▶ [Given problem] Put the listing lines from the line with "data-point: [411, 48, 422, 59]" to the line with "y-tick-label: 20: [56, 31, 68, 43]", both included, into a JSON list of strings with one string per line, leaving out blank lines.

[Stored data]
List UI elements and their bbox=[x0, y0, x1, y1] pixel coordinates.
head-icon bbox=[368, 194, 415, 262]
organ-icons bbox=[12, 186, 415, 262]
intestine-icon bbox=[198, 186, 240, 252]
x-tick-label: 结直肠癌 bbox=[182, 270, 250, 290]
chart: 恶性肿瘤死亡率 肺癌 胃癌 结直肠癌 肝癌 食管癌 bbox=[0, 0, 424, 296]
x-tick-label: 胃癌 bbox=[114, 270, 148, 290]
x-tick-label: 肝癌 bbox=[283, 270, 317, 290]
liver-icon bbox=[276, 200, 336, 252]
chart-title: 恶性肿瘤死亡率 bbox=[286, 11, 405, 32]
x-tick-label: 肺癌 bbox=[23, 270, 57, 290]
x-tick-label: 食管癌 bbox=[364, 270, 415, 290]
* * *
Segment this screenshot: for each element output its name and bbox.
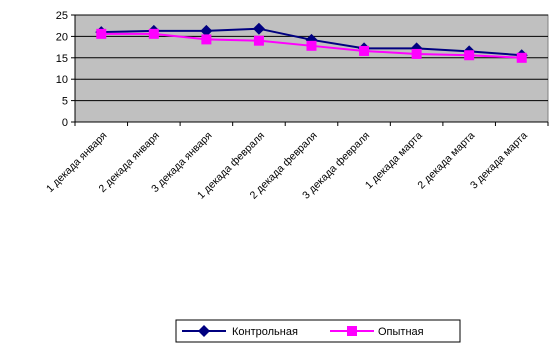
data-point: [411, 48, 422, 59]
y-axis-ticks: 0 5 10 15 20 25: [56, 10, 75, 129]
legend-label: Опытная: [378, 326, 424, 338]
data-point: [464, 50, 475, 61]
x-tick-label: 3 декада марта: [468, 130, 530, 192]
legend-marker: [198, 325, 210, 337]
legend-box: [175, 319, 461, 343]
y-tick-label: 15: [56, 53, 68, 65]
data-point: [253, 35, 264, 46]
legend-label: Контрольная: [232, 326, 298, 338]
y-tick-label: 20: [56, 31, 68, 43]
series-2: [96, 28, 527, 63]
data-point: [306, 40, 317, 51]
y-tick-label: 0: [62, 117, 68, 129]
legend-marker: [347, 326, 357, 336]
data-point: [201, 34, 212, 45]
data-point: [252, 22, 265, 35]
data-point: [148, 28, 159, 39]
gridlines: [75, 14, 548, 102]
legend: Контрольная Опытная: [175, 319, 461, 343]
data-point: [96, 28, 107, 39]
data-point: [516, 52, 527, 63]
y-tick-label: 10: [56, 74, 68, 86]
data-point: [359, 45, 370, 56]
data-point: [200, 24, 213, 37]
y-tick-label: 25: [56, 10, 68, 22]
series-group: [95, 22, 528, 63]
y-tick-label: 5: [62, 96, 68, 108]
==
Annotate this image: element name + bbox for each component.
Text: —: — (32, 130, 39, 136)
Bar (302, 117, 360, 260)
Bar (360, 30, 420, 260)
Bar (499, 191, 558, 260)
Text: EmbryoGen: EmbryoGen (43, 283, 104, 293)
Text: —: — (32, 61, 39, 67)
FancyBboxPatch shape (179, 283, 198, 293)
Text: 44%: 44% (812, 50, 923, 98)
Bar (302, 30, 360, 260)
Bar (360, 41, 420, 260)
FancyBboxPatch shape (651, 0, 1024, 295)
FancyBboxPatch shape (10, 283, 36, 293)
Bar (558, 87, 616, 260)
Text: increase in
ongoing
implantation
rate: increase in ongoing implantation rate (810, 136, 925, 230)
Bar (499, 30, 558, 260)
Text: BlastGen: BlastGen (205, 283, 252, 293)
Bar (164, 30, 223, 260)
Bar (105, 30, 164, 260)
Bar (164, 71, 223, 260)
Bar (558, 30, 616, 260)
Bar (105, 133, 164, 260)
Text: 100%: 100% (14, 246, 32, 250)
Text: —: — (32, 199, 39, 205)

▶ [Answer to the task]
[
  "data-point: [411, 48, 422, 59]",
  "y-axis-ticks: 0 5 10 15 20 25: [56, 10, 75, 129]",
  "legend-label: Опытная: [378, 326, 424, 338]",
  "data-point: [464, 50, 475, 61]",
  "x-tick-label: 3 декада марта: [468, 130, 530, 192]",
  "legend-marker: [198, 325, 210, 337]",
  "legend-box: [175, 319, 461, 343]",
  "y-tick-label: 15: [56, 53, 68, 65]",
  "data-point: [253, 35, 264, 46]",
  "legend-label: Контрольная: [232, 326, 298, 338]",
  "y-tick-label: 20: [56, 31, 68, 43]"
]